▸ WHAT THE TASK ASKS
Select all lines with the string "Saulis" in them, and copy those lines.

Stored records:
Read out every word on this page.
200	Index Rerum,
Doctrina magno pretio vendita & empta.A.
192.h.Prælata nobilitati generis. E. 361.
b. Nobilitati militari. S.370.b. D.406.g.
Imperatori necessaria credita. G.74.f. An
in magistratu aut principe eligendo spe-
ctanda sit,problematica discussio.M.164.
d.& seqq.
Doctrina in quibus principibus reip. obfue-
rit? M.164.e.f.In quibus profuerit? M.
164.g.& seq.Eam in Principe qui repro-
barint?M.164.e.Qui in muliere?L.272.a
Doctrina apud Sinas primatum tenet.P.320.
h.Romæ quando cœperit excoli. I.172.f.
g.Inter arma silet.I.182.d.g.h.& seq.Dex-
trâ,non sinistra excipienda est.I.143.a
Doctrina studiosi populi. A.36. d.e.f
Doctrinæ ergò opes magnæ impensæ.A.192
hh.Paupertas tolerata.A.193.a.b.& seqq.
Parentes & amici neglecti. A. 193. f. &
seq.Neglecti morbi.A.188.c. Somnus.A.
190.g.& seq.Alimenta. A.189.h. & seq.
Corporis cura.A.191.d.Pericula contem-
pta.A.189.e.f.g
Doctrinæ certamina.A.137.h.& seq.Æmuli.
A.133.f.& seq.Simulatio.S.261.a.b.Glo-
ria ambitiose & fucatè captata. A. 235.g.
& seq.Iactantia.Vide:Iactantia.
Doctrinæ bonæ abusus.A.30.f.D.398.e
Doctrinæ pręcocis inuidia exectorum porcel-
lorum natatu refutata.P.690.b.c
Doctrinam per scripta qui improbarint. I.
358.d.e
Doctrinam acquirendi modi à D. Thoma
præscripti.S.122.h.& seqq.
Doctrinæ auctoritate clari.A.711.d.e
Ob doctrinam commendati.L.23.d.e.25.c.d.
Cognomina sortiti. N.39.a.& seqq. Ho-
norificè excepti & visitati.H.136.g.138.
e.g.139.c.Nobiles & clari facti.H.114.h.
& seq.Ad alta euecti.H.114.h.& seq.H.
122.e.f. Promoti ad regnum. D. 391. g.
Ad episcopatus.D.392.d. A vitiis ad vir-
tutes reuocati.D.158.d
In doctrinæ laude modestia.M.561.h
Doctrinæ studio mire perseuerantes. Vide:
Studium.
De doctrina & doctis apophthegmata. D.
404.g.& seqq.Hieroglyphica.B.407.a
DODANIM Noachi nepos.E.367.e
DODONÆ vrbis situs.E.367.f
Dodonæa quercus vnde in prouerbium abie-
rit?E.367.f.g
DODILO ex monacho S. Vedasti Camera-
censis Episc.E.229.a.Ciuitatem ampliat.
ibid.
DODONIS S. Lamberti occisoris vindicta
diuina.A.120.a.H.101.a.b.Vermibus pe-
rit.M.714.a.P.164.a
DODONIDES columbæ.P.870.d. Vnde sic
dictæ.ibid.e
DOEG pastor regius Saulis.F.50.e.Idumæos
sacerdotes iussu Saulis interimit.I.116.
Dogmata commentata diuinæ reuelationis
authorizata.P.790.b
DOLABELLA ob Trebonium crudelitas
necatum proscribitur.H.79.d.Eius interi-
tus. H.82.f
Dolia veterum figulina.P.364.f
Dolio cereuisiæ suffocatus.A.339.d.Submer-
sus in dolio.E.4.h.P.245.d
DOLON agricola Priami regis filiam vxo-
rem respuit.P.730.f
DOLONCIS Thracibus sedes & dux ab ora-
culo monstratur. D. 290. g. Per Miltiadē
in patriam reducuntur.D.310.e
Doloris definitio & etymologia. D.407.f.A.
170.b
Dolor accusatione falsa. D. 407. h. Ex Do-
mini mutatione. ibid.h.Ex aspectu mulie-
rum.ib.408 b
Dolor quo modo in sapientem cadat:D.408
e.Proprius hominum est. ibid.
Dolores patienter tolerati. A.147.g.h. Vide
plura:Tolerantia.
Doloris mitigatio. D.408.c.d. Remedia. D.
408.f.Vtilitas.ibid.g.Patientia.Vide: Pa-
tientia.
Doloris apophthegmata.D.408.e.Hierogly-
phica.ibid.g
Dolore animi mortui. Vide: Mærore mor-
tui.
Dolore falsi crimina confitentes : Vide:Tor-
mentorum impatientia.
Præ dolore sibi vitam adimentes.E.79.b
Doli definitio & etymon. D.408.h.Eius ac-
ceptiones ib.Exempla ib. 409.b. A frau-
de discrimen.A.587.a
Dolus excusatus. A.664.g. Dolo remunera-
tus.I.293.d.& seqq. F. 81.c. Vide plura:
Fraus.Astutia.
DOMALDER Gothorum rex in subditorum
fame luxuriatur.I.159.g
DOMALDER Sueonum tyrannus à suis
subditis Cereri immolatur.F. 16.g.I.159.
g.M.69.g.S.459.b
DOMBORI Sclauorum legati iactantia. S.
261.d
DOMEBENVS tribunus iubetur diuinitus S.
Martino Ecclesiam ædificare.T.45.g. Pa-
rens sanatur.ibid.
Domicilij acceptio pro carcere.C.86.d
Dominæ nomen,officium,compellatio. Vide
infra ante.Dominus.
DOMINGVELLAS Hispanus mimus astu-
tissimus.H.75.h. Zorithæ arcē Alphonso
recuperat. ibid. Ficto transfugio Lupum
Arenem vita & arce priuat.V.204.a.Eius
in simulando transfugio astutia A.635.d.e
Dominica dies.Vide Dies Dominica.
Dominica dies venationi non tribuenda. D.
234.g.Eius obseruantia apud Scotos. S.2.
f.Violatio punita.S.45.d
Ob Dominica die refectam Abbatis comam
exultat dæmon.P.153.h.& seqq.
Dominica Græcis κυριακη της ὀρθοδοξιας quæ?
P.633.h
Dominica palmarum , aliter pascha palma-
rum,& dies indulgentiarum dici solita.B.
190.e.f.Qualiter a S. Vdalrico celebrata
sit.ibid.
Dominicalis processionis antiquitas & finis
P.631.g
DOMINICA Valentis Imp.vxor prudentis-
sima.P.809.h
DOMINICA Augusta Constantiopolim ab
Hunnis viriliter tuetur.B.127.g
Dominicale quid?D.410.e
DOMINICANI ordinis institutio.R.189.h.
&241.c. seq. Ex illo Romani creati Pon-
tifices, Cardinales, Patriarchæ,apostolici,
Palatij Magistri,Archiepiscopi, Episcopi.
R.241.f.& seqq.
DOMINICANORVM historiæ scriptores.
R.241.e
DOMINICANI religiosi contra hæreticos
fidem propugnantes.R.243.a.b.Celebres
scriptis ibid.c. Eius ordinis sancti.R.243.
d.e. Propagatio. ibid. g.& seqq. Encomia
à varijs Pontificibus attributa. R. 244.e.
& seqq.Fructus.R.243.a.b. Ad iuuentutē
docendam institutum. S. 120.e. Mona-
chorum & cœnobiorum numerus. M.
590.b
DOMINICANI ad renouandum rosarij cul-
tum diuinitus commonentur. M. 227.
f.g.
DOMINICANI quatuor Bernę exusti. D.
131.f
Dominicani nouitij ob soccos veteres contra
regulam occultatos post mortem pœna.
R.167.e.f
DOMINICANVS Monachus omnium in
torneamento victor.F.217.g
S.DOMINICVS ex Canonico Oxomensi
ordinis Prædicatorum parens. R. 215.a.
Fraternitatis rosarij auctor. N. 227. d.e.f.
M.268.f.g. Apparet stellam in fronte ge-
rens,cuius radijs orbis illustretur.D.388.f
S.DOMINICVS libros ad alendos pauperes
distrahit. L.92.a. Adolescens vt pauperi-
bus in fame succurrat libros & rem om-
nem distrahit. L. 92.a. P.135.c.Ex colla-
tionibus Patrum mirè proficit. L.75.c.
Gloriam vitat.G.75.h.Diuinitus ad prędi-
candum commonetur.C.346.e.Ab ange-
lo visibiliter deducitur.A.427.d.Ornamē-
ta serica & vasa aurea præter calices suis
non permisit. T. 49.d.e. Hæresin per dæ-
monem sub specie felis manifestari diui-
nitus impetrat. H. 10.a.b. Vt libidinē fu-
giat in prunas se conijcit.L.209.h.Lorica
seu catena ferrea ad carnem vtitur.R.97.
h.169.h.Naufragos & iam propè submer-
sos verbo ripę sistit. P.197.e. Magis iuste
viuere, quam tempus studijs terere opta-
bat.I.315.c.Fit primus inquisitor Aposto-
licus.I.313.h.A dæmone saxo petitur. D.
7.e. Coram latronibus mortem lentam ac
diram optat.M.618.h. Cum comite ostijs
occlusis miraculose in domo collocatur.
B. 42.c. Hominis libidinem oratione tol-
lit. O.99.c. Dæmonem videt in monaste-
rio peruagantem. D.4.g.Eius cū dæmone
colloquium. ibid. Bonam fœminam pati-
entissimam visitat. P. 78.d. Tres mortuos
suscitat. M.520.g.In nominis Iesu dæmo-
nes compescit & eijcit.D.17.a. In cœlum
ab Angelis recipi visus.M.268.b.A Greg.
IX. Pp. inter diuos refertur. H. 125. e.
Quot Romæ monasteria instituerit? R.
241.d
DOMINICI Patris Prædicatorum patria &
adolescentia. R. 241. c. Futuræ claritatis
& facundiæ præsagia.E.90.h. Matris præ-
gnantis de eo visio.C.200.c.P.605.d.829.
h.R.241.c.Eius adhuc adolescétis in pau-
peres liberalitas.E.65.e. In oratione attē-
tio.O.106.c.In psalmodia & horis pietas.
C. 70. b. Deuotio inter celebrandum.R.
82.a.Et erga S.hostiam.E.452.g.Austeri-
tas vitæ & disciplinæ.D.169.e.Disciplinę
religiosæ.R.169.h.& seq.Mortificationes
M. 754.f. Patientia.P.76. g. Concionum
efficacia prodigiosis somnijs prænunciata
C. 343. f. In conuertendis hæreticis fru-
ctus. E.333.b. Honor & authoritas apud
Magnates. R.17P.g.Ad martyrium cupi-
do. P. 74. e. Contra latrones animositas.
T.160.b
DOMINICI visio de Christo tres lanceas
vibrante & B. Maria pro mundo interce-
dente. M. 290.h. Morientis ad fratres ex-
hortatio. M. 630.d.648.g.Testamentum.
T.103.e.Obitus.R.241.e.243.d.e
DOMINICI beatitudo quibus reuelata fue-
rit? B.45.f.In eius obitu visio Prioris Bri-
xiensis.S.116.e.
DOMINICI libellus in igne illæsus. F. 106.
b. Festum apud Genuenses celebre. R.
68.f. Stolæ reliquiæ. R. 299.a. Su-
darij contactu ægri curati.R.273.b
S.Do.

▸ TASK RESULT
DOEG pastor regius Saulis.F.50.e.Idumæos
sacerdotes iussu Saulis interimit.I.116.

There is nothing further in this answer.